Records
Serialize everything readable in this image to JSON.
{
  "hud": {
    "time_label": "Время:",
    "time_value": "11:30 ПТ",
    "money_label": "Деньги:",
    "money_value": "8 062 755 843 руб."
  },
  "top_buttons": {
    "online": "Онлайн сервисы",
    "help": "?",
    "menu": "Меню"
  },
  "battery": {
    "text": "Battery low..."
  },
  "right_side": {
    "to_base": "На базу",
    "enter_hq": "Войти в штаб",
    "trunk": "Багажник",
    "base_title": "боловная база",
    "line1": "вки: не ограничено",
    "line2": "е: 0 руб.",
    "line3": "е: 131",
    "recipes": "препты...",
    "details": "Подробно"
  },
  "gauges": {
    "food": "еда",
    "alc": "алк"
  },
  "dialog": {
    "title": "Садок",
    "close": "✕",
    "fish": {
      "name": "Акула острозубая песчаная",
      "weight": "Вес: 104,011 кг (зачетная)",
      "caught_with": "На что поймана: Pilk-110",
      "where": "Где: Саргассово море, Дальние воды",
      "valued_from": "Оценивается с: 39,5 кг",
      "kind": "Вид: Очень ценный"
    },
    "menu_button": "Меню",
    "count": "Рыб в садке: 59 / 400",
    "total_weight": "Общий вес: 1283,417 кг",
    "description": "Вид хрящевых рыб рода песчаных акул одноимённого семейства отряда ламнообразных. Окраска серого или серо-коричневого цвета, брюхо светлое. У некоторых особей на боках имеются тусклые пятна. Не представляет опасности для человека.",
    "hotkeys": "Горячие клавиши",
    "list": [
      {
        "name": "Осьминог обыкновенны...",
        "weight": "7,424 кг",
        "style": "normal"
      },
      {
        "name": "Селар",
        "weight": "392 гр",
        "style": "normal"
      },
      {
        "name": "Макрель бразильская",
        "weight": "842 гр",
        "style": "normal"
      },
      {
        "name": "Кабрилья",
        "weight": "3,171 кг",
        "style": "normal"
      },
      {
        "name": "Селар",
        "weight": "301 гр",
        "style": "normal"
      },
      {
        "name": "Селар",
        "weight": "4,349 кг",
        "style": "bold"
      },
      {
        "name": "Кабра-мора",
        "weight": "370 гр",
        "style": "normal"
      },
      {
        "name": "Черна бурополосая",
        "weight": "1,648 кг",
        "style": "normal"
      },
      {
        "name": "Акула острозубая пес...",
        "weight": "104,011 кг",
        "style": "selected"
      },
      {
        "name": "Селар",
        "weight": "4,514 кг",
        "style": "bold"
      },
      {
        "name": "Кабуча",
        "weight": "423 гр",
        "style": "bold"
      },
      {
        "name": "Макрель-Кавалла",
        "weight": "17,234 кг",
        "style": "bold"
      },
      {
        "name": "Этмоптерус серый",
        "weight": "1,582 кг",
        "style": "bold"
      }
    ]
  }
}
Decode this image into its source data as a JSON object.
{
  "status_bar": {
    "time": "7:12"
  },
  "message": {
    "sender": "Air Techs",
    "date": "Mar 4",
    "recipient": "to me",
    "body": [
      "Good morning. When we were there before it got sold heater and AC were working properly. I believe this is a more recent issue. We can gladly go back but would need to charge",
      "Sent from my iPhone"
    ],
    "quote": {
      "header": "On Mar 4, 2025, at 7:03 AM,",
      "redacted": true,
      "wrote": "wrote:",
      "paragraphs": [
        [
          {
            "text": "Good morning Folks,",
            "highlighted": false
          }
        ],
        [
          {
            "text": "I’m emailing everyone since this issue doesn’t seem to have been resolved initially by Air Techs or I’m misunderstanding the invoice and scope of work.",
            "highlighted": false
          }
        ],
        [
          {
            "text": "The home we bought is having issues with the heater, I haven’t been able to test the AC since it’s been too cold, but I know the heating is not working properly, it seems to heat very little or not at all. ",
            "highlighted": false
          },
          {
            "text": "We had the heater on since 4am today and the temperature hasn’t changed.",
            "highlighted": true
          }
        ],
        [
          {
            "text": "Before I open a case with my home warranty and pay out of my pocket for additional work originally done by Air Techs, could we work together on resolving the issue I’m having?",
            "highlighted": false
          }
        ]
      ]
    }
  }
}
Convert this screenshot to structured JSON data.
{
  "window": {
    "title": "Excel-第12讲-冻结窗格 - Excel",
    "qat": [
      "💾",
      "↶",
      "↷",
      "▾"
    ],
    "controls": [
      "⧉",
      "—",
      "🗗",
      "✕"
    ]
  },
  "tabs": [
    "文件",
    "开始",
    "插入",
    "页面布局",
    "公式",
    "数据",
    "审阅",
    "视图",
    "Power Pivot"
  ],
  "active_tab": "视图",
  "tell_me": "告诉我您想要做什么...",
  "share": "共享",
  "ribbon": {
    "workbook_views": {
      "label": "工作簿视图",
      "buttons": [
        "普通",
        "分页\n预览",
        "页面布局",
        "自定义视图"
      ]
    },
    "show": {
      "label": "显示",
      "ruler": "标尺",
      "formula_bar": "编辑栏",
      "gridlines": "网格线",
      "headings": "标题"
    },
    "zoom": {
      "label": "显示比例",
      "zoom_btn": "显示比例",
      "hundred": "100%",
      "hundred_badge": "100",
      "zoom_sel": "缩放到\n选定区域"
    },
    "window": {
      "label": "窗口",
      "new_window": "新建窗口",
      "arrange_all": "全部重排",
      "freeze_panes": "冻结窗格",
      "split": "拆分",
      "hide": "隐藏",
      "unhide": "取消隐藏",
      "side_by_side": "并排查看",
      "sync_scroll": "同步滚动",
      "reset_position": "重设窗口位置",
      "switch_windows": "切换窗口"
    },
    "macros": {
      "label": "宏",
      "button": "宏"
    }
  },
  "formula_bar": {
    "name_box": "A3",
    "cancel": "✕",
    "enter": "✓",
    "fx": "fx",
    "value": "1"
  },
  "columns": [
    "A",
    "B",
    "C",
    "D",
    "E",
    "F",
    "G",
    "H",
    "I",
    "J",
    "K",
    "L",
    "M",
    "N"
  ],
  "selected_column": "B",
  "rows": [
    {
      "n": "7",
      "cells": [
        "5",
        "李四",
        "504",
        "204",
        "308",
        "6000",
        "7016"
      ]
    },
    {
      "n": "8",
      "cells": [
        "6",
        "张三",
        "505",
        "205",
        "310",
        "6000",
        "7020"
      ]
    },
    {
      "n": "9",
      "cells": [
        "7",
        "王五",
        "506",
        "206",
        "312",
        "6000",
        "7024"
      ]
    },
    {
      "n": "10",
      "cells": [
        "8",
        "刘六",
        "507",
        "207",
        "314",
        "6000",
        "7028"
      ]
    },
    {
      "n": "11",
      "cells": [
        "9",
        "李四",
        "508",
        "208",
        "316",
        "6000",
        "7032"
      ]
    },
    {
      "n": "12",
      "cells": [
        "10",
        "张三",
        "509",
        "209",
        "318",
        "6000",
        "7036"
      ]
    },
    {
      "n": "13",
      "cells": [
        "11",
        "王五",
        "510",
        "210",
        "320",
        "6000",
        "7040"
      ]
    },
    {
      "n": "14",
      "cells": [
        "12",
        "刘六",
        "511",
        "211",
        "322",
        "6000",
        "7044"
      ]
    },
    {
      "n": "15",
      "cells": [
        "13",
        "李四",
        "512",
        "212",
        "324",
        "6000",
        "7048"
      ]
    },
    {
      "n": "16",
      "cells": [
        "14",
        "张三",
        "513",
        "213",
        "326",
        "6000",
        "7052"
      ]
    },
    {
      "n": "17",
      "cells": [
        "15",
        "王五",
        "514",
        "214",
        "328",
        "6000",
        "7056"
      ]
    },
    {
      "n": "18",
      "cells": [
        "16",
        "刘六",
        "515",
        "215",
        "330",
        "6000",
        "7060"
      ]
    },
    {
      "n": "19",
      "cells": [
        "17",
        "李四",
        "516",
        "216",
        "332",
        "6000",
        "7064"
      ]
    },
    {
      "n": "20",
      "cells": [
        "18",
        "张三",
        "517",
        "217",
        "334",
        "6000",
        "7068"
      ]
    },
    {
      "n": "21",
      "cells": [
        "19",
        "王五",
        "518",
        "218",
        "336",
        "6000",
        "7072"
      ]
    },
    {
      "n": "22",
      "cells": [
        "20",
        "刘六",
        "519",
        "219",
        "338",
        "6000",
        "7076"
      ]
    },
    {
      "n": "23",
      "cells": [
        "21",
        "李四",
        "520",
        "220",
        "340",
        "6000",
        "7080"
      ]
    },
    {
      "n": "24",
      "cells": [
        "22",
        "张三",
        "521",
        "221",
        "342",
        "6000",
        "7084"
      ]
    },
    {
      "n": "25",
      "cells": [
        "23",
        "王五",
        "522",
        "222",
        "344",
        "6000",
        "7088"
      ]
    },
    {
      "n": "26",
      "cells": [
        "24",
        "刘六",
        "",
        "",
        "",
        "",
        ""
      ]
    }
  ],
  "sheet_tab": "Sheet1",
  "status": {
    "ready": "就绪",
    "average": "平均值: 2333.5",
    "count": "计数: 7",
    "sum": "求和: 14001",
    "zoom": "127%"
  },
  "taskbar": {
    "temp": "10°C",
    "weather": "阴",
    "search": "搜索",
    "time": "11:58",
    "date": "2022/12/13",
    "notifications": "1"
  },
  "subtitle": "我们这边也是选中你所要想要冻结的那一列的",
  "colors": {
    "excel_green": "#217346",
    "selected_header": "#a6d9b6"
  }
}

WORK TO DO => Only a number is wanted here: how many lines in the data above include the string "properly"?

FINAL ANSWER => 2